DATA TO USE:
— begin —

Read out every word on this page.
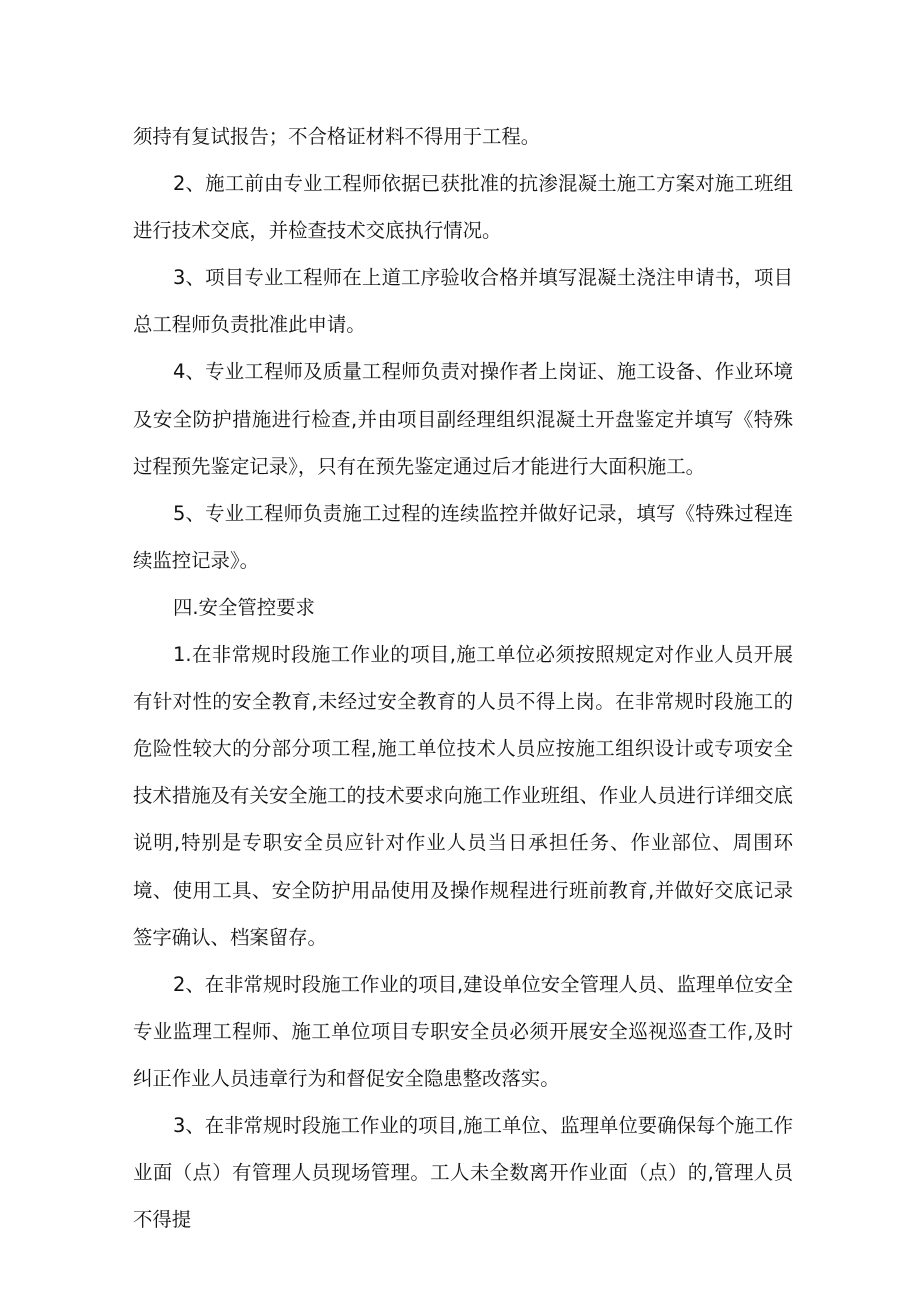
须持有复试报告；不合格证材料不得用于工程。

2、施工前由专业工程师依据已获批准的抗渗混凝土施工方案对施工班组进行技术交底，并检查技术交底执行情况。

3、项目专业工程师在上道工序验收合格并填写混凝土浇注申请书，项目总工程师负责批准此申请。

4、专业工程师及质量工程师负责对操作者上岗证、施工设备、作业环境及安全防护措施进行检查,并由项目副经理组织混凝土开盘鉴定并填写《特殊过程预先鉴定记录》，只有在预先鉴定通过后才能进行大面积施工。

5、专业工程师负责施工过程的连续监控并做好记录，填写《特殊过程连续监控记录》。

四.安全管控要求

1.在非常规时段施工作业的项目,施工单位必须按照规定对作业人员开展有针对性的安全教育,未经过安全教育的人员不得上岗。在非常规时段施工的危险性较大的分部分项工程,施工单位技术人员应按施工组织设计或专项安全技术措施及有关安全施工的技术要求向施工作业班组、作业人员进行详细交底说明,特别是专职安全员应针对作业人员当日承担任务、作业部位、周围环境、使用工具、安全防护用品使用及操作规程进行班前教育,并做好交底记录签字确认、档案留存。

2、在非常规时段施工作业的项目,建设单位安全管理人员、监理单位安全专业监理工程师、施工单位项目专职安全员必须开展安全巡视巡查工作,及时纠正作业人员违章行为和督促安全隐患整改落实。

3、在非常规时段施工作业的项目,施工单位、监理单位要确保每个施工作业面（点）有管理人员现场管理。工人未全数离开作业面（点）的,管理人员不得提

— end —

Look through the records and gather every line containing "在非常规时段施工作业的项目".

WORKED ANSWER:
1.在非常规时段施工作业的项目,施工单位必须按照规定对作业人员开展有针对性的安全教育,未经过安全教育的人员不得上岗。在非常规时段施工的危险性较大的分部分项工程,施工单位技术人员应按施工组织设计或专项安全技术措施及有关安全施工的技术要求向施工作业班组、作业人员进行详细交底说明,特别是专职安全员应针对作业人员当日承担任务、作业部位、周围环境、使用工具、安全防护用品使用及操作规程进行班前教育,并做好交底记录签字确认、档案留存。
2、在非常规时段施工作业的项目,建设单位安全管理人员、监理单位安全专业监理工程师、施工单位项目专职安全员必须开展安全巡视巡查工作,及时纠正作业人员违章行为和督促安全隐患整改落实。
3、在非常规时段施工作业的项目,施工单位、监理单位要确保每个施工作业面（点）有管理人员现场管理。工人未全数离开作业面（点）的,管理人员不得提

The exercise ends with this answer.